** START OF Data provided **

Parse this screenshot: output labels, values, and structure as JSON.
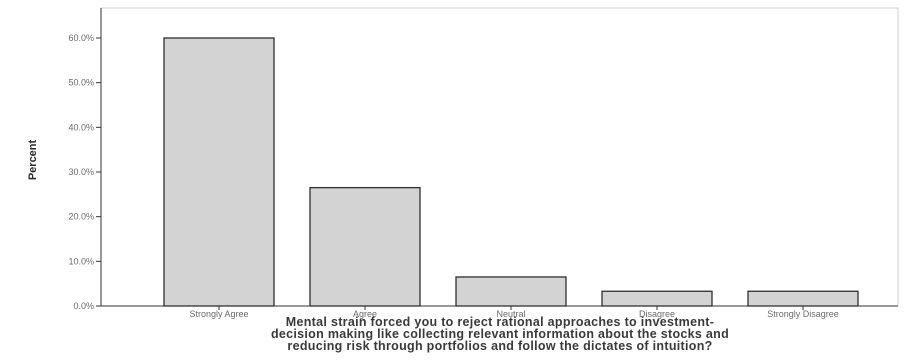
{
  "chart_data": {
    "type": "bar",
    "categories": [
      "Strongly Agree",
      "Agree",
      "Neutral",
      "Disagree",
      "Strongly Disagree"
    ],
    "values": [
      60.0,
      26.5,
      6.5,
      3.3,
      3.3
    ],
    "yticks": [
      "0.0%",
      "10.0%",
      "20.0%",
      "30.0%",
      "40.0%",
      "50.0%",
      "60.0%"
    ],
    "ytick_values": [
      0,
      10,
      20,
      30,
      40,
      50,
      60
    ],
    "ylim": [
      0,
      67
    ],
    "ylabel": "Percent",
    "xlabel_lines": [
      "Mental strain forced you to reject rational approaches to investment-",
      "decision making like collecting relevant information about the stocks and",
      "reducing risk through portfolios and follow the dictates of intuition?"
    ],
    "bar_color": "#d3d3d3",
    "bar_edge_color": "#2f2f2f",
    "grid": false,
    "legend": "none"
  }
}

** END OF Data provided **

» Exercise
Transcribe the complete set of entries verbatim. No pictures belong in the copy.

» Expected answer
Parse this screenshot: output labels, values, and structure as JSON.
{
  "chart_data": {
    "type": "bar",
    "categories": [
      "Strongly Agree",
      "Agree",
      "Neutral",
      "Disagree",
      "Strongly Disagree"
    ],
    "values": [
      60.0,
      26.5,
      6.5,
      3.3,
      3.3
    ],
    "yticks": [
      "0.0%",
      "10.0%",
      "20.0%",
      "30.0%",
      "40.0%",
      "50.0%",
      "60.0%"
    ],
    "ytick_values": [
      0,
      10,
      20,
      30,
      40,
      50,
      60
    ],
    "ylim": [
      0,
      67
    ],
    "ylabel": "Percent",
    "xlabel_lines": [
      "Mental strain forced you to reject rational approaches to investment-",
      "decision making like collecting relevant information about the stocks and",
      "reducing risk through portfolios and follow the dictates of intuition?"
    ],
    "bar_color": "#d3d3d3",
    "bar_edge_color": "#2f2f2f",
    "grid": false,
    "legend": "none"
  }
}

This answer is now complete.